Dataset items
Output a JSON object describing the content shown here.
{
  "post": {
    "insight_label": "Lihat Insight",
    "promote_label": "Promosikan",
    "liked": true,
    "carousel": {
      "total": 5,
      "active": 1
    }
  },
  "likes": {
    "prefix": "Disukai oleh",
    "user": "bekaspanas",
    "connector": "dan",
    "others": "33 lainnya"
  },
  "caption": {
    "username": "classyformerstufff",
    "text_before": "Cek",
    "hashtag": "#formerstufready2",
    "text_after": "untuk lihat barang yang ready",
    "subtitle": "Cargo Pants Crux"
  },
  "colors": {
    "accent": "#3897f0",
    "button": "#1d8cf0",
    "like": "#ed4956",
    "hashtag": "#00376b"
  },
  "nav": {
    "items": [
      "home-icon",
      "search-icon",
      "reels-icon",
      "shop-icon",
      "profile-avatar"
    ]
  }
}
* * *
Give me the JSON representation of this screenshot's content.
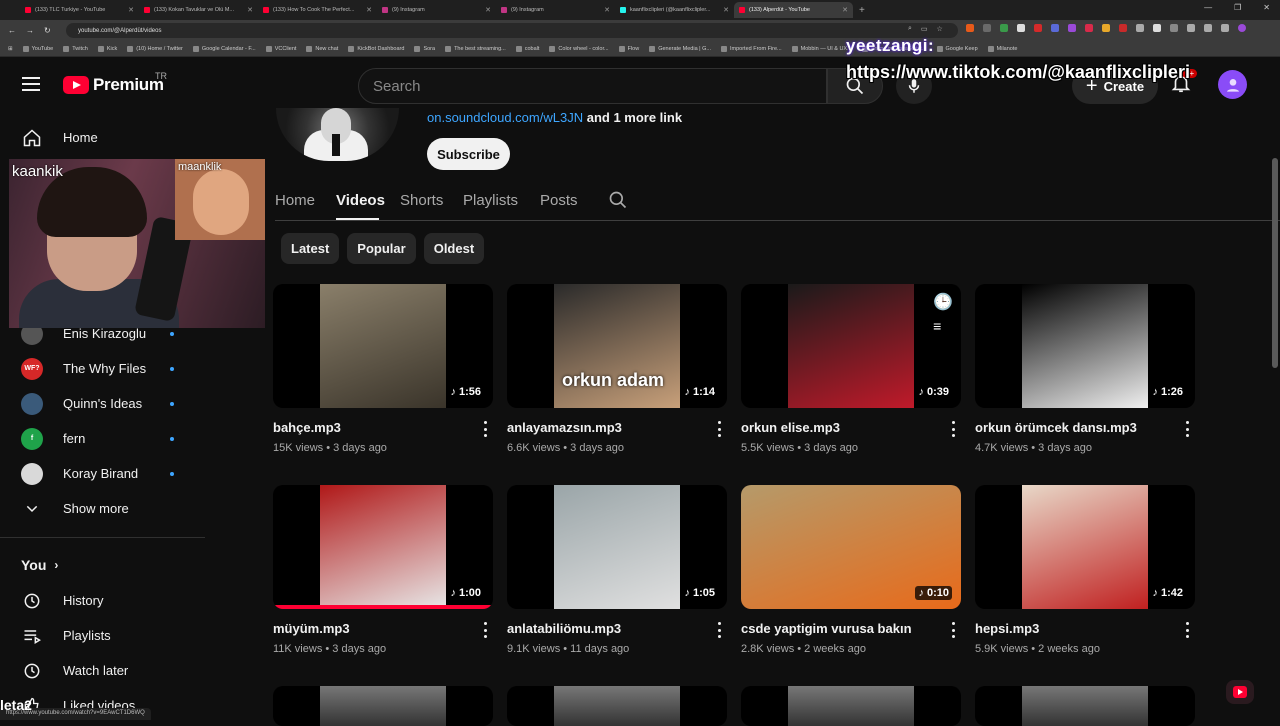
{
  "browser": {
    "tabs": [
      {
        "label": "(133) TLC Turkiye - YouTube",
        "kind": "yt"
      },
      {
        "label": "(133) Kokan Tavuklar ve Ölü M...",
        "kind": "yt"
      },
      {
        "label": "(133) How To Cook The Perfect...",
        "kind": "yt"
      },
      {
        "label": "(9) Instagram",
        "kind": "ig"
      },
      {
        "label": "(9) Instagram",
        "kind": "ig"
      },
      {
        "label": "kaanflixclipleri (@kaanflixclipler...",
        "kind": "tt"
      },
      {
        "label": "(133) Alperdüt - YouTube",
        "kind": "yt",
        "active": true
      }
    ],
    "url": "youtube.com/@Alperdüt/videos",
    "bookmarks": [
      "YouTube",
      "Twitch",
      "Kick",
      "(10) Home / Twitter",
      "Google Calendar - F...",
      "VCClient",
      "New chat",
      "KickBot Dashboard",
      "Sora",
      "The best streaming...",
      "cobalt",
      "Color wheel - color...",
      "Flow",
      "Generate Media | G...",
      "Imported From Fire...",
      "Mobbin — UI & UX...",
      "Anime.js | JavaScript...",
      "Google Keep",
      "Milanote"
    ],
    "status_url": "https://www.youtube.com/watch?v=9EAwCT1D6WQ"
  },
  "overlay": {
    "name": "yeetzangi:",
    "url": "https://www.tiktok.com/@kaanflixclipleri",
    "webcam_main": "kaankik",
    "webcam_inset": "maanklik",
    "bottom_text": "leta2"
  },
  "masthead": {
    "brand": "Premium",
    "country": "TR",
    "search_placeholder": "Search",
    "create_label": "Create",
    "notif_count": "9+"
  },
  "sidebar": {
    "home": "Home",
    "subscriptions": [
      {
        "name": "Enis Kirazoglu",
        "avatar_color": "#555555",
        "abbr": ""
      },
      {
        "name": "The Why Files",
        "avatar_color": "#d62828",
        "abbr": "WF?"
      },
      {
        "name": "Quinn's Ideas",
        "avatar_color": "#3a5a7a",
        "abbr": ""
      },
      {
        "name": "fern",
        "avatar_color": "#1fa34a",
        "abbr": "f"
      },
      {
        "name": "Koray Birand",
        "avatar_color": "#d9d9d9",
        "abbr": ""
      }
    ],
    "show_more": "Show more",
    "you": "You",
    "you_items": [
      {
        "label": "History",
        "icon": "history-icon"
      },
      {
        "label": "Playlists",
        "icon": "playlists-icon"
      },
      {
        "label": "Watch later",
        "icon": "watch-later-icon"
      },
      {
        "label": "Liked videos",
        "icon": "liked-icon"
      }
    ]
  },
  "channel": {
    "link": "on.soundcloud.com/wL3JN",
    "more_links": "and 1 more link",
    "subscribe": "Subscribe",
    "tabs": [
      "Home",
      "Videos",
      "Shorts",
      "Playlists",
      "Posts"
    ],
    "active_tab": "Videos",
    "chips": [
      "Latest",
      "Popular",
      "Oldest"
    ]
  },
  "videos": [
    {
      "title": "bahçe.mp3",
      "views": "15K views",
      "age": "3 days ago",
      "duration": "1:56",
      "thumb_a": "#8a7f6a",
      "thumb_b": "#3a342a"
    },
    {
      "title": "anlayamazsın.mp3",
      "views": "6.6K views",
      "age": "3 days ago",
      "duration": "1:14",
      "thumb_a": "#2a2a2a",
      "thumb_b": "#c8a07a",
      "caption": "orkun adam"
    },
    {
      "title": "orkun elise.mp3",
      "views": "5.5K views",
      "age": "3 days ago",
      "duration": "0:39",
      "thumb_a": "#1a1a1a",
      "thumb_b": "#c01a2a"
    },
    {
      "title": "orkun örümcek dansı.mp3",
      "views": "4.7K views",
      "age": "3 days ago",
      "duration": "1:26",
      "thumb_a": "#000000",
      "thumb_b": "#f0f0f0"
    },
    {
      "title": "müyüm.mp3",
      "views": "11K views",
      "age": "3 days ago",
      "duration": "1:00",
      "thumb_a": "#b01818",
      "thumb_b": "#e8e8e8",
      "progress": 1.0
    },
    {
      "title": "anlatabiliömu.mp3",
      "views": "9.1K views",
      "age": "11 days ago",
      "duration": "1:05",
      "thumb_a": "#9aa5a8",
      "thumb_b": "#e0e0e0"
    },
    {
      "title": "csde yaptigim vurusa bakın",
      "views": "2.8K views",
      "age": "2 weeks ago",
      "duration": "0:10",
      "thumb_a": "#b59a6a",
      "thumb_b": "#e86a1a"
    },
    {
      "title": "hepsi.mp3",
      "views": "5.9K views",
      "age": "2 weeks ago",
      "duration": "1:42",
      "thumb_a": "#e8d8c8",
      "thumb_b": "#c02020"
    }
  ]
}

#### [Exercise task]
Pull out every line of the entries that includes the word "icon".

#### [Output for this exercise]
      "home-icon",
      "search-icon",
      "reels-icon",
      "shop-icon",
        "icon": "history-icon"
        "icon": "playlists-icon"
        "icon": "watch-later-icon"
        "icon": "liked-icon"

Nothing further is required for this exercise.